# STATED PROBLEM
In each of the records below, substitute "trend line" for every occurrence of "trendline", and leave every other character of the lines unchanged.

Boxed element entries
______________________________

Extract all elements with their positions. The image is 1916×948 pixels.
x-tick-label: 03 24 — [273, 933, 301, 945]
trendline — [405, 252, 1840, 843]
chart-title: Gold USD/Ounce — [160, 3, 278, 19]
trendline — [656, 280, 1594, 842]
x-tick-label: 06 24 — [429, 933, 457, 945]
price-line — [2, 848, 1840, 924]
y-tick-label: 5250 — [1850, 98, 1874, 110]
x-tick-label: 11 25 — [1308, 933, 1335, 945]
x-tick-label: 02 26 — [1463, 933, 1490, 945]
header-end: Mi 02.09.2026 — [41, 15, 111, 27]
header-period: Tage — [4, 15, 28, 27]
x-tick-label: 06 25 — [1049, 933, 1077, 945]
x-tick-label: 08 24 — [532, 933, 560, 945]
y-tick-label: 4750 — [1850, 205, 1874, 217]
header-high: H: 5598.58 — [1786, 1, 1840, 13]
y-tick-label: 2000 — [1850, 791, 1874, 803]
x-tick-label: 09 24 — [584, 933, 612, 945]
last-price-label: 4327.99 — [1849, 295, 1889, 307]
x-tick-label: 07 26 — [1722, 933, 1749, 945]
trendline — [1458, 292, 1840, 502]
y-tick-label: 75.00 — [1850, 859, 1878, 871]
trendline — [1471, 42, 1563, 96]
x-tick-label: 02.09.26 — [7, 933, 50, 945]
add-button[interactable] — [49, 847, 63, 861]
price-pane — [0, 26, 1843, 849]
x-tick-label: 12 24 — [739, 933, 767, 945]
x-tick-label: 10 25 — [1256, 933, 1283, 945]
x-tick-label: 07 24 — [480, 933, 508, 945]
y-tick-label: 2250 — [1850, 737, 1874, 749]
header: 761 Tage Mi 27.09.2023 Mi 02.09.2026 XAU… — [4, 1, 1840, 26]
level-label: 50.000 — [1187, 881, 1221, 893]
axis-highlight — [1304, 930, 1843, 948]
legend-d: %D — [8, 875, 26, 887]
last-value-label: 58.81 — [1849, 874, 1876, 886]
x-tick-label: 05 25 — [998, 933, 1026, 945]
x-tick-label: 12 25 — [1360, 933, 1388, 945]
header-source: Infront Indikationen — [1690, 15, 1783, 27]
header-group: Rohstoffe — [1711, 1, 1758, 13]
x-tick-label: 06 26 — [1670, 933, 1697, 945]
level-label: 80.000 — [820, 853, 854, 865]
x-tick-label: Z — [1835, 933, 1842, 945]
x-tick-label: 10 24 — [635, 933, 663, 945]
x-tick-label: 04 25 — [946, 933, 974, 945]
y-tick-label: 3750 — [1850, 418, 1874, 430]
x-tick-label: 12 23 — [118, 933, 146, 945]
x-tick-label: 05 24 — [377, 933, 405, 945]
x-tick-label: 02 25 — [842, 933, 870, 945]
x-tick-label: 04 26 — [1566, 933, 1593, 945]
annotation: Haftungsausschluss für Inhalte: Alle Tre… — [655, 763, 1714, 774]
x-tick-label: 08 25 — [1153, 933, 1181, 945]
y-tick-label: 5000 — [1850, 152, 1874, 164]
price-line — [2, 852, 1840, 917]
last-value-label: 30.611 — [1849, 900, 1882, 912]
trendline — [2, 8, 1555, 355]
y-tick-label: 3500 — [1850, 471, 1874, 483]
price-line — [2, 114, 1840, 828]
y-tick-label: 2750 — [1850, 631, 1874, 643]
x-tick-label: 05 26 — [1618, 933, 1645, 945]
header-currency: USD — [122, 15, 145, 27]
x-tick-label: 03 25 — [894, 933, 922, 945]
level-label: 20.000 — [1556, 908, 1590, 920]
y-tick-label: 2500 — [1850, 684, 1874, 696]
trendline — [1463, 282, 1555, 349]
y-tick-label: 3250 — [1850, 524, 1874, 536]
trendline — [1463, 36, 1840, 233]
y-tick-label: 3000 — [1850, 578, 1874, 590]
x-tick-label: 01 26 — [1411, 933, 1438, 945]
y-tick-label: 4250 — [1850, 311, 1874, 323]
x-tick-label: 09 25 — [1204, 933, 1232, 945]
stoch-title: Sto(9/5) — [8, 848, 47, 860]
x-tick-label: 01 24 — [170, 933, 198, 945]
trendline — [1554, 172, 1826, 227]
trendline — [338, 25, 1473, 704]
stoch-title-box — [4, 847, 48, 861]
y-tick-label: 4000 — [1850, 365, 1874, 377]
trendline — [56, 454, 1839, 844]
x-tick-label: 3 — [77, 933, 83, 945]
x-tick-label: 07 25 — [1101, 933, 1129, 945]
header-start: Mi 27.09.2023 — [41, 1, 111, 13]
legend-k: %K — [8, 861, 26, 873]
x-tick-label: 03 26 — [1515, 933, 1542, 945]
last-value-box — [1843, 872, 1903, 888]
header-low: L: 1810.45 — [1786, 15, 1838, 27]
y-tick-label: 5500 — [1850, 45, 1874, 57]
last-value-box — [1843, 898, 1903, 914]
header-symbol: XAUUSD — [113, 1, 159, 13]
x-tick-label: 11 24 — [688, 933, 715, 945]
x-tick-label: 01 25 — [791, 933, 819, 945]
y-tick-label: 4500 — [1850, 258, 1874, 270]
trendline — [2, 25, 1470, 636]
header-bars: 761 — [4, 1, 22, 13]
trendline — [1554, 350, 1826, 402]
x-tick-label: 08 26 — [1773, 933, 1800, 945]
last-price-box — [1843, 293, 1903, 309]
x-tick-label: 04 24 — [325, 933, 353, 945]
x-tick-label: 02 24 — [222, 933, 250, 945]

______________________________

# RESULT OF THIS EXERCISE
Extract all elements with their positions. The image is 1916×948 pixels.
x-tick-label: 03 24 — [273, 933, 301, 945]
trend line — [405, 252, 1840, 843]
chart-title: Gold USD/Ounce — [160, 3, 278, 19]
trend line — [656, 280, 1594, 842]
x-tick-label: 06 24 — [429, 933, 457, 945]
price-line — [2, 848, 1840, 924]
y-tick-label: 5250 — [1850, 98, 1874, 110]
x-tick-label: 11 25 — [1308, 933, 1335, 945]
x-tick-label: 02 26 — [1463, 933, 1490, 945]
header-end: Mi 02.09.2026 — [41, 15, 111, 27]
header-period: Tage — [4, 15, 28, 27]
x-tick-label: 06 25 — [1049, 933, 1077, 945]
x-tick-label: 08 24 — [532, 933, 560, 945]
y-tick-label: 4750 — [1850, 205, 1874, 217]
header-high: H: 5598.58 — [1786, 1, 1840, 13]
y-tick-label: 2000 — [1850, 791, 1874, 803]
x-tick-label: 09 24 — [584, 933, 612, 945]
last-price-label: 4327.99 — [1849, 295, 1889, 307]
x-tick-label: 07 26 — [1722, 933, 1749, 945]
trend line — [1458, 292, 1840, 502]
y-tick-label: 75.00 — [1850, 859, 1878, 871]
trend line — [1471, 42, 1563, 96]
x-tick-label: 02.09.26 — [7, 933, 50, 945]
add-button[interactable] — [49, 847, 63, 861]
price-pane — [0, 26, 1843, 849]
x-tick-label: 12 24 — [739, 933, 767, 945]
x-tick-label: 10 25 — [1256, 933, 1283, 945]
x-tick-label: 07 24 — [480, 933, 508, 945]
y-tick-label: 2250 — [1850, 737, 1874, 749]
header: 761 Tage Mi 27.09.2023 Mi 02.09.2026 XAU… — [4, 1, 1840, 26]
level-label: 50.000 — [1187, 881, 1221, 893]
axis-highlight — [1304, 930, 1843, 948]
legend-d: %D — [8, 875, 26, 887]
last-value-label: 58.81 — [1849, 874, 1876, 886]
x-tick-label: 05 25 — [998, 933, 1026, 945]
x-tick-label: 12 25 — [1360, 933, 1388, 945]
header-source: Infront Indikationen — [1690, 15, 1783, 27]
header-group: Rohstoffe — [1711, 1, 1758, 13]
x-tick-label: 06 26 — [1670, 933, 1697, 945]
level-label: 80.000 — [820, 853, 854, 865]
x-tick-label: Z — [1835, 933, 1842, 945]
x-tick-label: 10 24 — [635, 933, 663, 945]
x-tick-label: 04 25 — [946, 933, 974, 945]
y-tick-label: 3750 — [1850, 418, 1874, 430]
x-tick-label: 12 23 — [118, 933, 146, 945]
x-tick-label: 05 24 — [377, 933, 405, 945]
x-tick-label: 02 25 — [842, 933, 870, 945]
x-tick-label: 04 26 — [1566, 933, 1593, 945]
annotation: Haftungsausschluss für Inhalte: Alle Tre… — [655, 763, 1714, 774]
x-tick-label: 08 25 — [1153, 933, 1181, 945]
y-tick-label: 5000 — [1850, 152, 1874, 164]
price-line — [2, 852, 1840, 917]
last-value-label: 30.611 — [1849, 900, 1882, 912]
trend line — [2, 8, 1555, 355]
y-tick-label: 3500 — [1850, 471, 1874, 483]
price-line — [2, 114, 1840, 828]
y-tick-label: 2750 — [1850, 631, 1874, 643]
x-tick-label: 05 26 — [1618, 933, 1645, 945]
header-currency: USD — [122, 15, 145, 27]
x-tick-label: 03 25 — [894, 933, 922, 945]
level-label: 20.000 — [1556, 908, 1590, 920]
y-tick-label: 2500 — [1850, 684, 1874, 696]
trend line — [1463, 282, 1555, 349]
y-tick-label: 3250 — [1850, 524, 1874, 536]
trend line — [1463, 36, 1840, 233]
y-tick-label: 3000 — [1850, 578, 1874, 590]
x-tick-label: 01 26 — [1411, 933, 1438, 945]
y-tick-label: 4250 — [1850, 311, 1874, 323]
x-tick-label: 09 25 — [1204, 933, 1232, 945]
stoch-title: Sto(9/5) — [8, 848, 47, 860]
x-tick-label: 01 24 — [170, 933, 198, 945]
trend line — [1554, 172, 1826, 227]
trend line — [338, 25, 1473, 704]
stoch-title-box — [4, 847, 48, 861]
y-tick-label: 4000 — [1850, 365, 1874, 377]
trend line — [56, 454, 1839, 844]
x-tick-label: 3 — [77, 933, 83, 945]
x-tick-label: 07 25 — [1101, 933, 1129, 945]
header-start: Mi 27.09.2023 — [41, 1, 111, 13]
legend-k: %K — [8, 861, 26, 873]
x-tick-label: 03 26 — [1515, 933, 1542, 945]
last-value-box — [1843, 872, 1903, 888]
header-low: L: 1810.45 — [1786, 15, 1838, 27]
y-tick-label: 5500 — [1850, 45, 1874, 57]
last-value-box — [1843, 898, 1903, 914]
header-symbol: XAUUSD — [113, 1, 159, 13]
x-tick-label: 11 24 — [688, 933, 715, 945]
x-tick-label: 01 25 — [791, 933, 819, 945]
y-tick-label: 4500 — [1850, 258, 1874, 270]
trend line — [2, 25, 1470, 636]
header-bars: 761 — [4, 1, 22, 13]
trend line — [1554, 350, 1826, 402]
x-tick-label: 08 26 — [1773, 933, 1800, 945]
last-price-box — [1843, 293, 1903, 309]
x-tick-label: 04 24 — [325, 933, 353, 945]
x-tick-label: 02 24 — [222, 933, 250, 945]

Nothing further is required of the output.